=== DO THIS ===
Each record below is to be reproduced without any change.

>> BEGIN STORED DATA

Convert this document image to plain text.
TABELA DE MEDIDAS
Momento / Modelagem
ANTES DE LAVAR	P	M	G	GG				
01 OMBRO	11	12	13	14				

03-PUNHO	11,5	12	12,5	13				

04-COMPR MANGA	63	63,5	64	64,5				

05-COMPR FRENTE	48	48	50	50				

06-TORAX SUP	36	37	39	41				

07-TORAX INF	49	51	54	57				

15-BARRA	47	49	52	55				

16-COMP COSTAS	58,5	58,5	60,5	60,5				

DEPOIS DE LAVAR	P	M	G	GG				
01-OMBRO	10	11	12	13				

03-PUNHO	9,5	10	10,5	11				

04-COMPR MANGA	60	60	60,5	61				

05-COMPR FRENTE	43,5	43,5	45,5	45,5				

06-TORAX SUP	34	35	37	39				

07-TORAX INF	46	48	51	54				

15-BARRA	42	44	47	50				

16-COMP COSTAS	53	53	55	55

>> END STORED DATA

=== RESULT OF THE TASK ===
Convert this document image to plain text.
TABELA DE MEDIDAS
Momento / Modelagem
ANTES DE LAVAR	P	M	G	GG				
01 OMBRO	11	12	13	14				

03-PUNHO	11,5	12	12,5	13				

04-COMPR MANGA	63	63,5	64	64,5				

05-COMPR FRENTE	48	48	50	50				

06-TORAX SUP	36	37	39	41				

07-TORAX INF	49	51	54	57				

15-BARRA	47	49	52	55				

16-COMP COSTAS	58,5	58,5	60,5	60,5				

DEPOIS DE LAVAR	P	M	G	GG				
01-OMBRO	10	11	12	13				

03-PUNHO	9,5	10	10,5	11				

04-COMPR MANGA	60	60	60,5	61				

05-COMPR FRENTE	43,5	43,5	45,5	45,5				

06-TORAX SUP	34	35	37	39				

07-TORAX INF	46	48	51	54				

15-BARRA	42	44	47	50				

16-COMP COSTAS	53	53	55	55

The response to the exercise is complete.